Task statement: Find the lines below that contain the word "各年面積" and count them. Only the number should be given.

Stored rows:
* BEGIN *

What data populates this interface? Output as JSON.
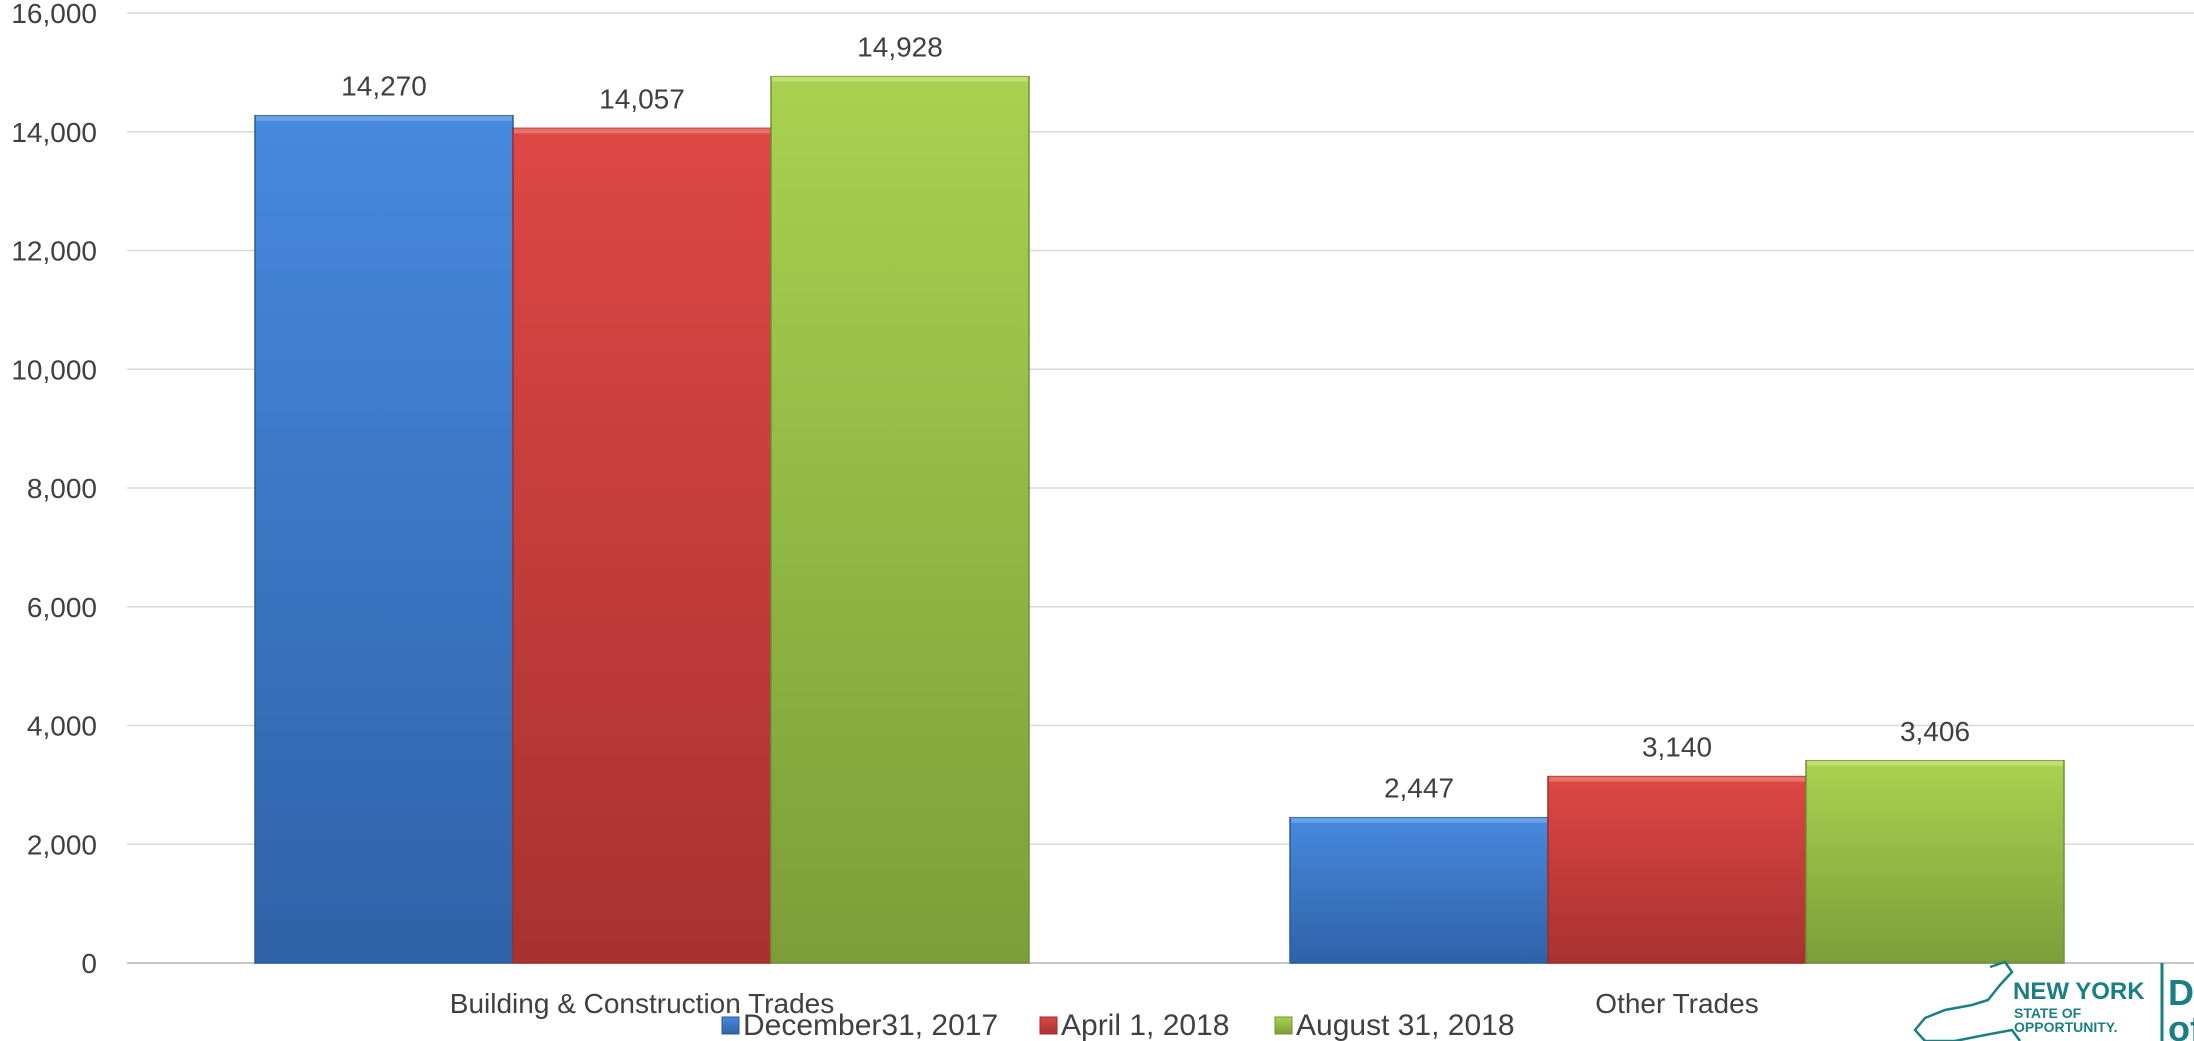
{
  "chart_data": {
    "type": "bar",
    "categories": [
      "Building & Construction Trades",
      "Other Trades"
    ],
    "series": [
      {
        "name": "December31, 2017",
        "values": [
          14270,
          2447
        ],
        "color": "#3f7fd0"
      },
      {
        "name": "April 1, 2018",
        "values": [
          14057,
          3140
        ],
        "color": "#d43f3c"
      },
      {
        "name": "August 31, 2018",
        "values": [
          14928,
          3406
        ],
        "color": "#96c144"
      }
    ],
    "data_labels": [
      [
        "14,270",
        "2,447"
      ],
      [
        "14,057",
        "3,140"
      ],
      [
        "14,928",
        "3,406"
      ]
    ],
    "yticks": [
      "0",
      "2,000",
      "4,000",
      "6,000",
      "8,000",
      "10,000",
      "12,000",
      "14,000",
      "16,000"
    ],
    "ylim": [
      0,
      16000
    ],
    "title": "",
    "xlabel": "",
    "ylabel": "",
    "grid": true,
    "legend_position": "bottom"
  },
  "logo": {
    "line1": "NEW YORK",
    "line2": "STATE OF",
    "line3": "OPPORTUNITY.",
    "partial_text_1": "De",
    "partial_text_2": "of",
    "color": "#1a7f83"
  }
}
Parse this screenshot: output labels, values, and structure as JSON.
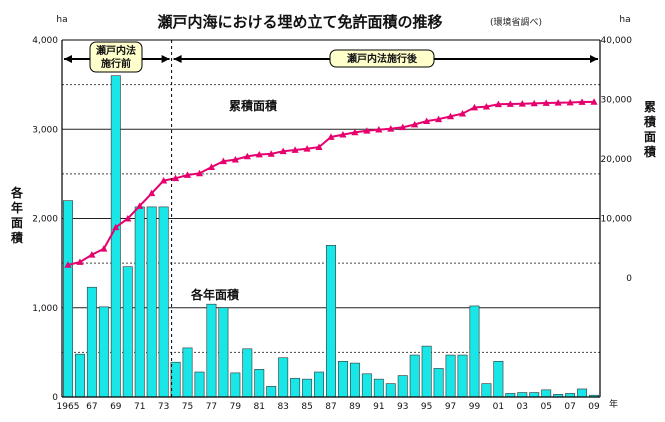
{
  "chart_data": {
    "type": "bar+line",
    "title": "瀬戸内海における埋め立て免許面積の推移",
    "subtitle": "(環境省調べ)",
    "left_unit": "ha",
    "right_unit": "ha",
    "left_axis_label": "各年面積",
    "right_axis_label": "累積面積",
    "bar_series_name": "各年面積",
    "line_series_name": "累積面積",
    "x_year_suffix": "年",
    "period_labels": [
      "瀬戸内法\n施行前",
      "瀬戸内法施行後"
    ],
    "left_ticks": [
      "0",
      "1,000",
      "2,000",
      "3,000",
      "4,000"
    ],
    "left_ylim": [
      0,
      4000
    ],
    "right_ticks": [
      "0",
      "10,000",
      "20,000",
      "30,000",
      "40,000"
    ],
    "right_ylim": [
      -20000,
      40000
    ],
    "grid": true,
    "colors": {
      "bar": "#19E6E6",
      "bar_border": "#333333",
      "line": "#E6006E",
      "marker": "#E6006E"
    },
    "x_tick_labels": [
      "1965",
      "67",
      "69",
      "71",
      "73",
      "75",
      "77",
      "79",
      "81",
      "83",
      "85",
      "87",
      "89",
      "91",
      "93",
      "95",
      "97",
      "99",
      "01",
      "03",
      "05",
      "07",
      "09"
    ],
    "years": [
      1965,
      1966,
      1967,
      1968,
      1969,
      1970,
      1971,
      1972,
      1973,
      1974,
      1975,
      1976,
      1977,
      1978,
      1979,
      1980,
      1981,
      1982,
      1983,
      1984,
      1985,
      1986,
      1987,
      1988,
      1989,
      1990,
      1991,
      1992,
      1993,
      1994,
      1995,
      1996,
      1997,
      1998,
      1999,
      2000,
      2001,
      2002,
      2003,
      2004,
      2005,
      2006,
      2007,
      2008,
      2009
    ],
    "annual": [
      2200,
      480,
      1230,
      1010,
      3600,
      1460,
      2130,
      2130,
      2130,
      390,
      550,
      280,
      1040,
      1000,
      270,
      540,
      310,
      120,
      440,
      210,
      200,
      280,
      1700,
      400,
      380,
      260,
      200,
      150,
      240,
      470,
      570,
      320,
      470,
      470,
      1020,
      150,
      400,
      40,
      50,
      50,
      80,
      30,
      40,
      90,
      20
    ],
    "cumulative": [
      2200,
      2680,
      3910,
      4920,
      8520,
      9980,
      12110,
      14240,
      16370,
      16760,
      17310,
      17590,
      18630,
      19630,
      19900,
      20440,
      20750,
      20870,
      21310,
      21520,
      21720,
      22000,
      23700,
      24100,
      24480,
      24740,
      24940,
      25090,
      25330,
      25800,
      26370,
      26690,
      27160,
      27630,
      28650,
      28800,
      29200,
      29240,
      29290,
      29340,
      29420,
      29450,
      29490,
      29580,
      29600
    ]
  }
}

* END *

Response below: 2